RECORDS ->
+-------+

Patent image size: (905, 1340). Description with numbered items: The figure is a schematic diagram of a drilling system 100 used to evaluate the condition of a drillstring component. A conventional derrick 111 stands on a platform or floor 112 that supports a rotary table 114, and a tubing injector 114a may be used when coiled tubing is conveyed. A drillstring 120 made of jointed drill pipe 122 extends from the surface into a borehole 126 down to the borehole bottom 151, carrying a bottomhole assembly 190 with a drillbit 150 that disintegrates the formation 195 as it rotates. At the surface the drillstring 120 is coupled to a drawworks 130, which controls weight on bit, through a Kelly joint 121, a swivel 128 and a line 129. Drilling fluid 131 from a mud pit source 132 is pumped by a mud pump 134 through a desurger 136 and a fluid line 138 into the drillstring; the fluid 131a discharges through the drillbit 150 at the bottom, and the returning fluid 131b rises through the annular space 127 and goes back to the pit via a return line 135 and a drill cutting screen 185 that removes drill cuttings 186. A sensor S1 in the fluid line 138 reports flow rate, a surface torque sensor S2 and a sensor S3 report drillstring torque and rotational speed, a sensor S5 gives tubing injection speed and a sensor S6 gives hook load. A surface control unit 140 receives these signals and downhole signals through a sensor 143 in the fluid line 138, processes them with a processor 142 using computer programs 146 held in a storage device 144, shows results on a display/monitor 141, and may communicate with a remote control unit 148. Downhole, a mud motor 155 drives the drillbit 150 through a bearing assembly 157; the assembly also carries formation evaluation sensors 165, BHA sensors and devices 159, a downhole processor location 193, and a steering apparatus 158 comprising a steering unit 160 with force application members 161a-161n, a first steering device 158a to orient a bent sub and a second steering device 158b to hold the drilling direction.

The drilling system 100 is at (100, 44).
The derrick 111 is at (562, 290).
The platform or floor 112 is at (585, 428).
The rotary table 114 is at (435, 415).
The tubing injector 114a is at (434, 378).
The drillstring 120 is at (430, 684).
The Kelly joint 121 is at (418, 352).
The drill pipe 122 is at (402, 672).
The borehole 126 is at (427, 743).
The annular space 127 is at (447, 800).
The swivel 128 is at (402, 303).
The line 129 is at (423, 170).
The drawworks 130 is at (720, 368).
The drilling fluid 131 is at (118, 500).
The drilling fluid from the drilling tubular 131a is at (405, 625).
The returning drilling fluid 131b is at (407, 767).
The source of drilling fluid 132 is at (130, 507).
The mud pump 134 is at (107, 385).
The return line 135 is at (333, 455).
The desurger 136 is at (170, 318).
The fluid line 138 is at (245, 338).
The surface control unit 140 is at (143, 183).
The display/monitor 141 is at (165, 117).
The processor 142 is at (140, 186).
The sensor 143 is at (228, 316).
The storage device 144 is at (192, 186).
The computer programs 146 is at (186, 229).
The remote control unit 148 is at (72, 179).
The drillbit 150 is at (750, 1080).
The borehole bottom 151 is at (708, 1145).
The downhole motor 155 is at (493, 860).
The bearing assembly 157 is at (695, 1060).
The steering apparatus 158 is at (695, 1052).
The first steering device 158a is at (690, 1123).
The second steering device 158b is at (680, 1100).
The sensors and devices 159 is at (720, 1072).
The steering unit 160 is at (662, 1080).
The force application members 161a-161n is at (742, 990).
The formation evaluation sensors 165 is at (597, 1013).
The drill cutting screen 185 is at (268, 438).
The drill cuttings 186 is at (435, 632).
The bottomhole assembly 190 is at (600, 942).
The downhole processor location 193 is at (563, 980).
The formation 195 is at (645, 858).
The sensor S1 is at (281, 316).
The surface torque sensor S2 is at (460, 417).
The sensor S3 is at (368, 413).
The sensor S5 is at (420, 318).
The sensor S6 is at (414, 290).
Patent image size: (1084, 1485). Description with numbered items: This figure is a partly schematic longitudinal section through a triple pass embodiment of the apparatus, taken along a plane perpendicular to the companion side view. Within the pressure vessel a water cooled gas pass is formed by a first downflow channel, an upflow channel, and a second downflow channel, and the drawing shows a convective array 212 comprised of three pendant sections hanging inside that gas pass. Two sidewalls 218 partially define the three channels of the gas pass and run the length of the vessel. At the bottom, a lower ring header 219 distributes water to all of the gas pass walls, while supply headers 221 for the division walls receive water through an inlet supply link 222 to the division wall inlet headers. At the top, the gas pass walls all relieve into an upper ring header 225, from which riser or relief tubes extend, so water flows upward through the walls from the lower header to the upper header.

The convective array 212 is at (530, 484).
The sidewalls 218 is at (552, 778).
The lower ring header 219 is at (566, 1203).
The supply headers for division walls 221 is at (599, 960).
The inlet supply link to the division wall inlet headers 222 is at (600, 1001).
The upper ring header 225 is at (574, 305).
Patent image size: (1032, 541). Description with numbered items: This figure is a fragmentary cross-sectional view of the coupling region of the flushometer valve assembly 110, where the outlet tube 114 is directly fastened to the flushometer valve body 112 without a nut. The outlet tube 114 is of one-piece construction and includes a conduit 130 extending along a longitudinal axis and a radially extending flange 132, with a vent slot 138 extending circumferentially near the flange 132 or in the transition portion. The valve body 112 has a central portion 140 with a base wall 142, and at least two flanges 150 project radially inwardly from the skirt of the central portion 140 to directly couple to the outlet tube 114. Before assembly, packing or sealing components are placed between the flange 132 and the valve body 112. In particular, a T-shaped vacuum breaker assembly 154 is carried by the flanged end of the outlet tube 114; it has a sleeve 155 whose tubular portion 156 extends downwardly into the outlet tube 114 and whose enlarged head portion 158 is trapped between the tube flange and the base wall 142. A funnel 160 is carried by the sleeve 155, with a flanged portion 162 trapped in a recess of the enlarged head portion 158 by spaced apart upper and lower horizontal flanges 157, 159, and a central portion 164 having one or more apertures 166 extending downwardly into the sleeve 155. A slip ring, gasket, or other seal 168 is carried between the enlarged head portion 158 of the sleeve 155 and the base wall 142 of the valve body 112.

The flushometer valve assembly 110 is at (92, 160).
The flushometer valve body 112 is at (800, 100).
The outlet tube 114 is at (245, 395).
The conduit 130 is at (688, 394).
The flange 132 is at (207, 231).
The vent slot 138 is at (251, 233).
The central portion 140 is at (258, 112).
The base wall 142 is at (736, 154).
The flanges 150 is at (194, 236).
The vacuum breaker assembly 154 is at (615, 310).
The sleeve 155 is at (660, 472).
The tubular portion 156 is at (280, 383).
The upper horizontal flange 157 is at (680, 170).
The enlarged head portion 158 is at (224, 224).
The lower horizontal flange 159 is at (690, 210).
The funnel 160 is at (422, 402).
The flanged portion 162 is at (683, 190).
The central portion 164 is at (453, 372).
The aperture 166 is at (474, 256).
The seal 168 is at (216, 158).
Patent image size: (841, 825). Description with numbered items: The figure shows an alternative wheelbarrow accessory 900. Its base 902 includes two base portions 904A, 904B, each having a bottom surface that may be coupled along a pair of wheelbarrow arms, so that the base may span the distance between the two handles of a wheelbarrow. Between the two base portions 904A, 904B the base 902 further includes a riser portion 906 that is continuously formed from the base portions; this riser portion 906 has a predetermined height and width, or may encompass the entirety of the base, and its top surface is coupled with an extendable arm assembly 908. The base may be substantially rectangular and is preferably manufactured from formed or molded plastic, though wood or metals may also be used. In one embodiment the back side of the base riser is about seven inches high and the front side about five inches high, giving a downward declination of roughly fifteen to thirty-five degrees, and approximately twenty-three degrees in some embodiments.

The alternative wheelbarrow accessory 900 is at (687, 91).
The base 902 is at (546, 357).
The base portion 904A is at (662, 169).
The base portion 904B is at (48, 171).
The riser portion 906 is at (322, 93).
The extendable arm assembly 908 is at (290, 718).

+-------+

SET PROBLEM -> Can you give everything in the data from the line containing "Patent image size: (1084, 1485)." down to the line containing "The upper ring header 225 is at (574, 305).", both included, as a JSON list of strings with one string per line and blank lines omitted?

EXERCISE RESULT ->
[
  "Patent image size: (1084, 1485). Description with numbered items: This figure is a partly schematic longitudinal section through a triple pass embodiment of the apparatus, taken along a plane perpendicular to the companion side view. Within the pressure vessel a water cooled gas pass is formed by a first downflow channel, an upflow channel, and a second downflow channel, and the drawing shows a convective array 212 comprised of three pendant sections hanging inside that gas pass. Two sidewalls 218 partially define the three channels of the gas pass and run the length of the vessel. At the bottom, a lower ring header 219 distributes water to all of the gas pass walls, while supply headers 221 for the division walls receive water through an inlet supply link 222 to the division wall inlet headers. At the top, the gas pass walls all relieve into an upper ring header 225, from which riser or relief tubes extend, so water flows upward through the walls from the lower header to the upper header.",
  "The convective array 212 is at (530, 484).",
  "The sidewalls 218 is at (552, 778).",
  "The lower ring header 219 is at (566, 1203).",
  "The supply headers for division walls 221 is at (599, 960).",
  "The inlet supply link to the division wall inlet headers 222 is at (600, 1001).",
  "The upper ring header 225 is at (574, 305)."
]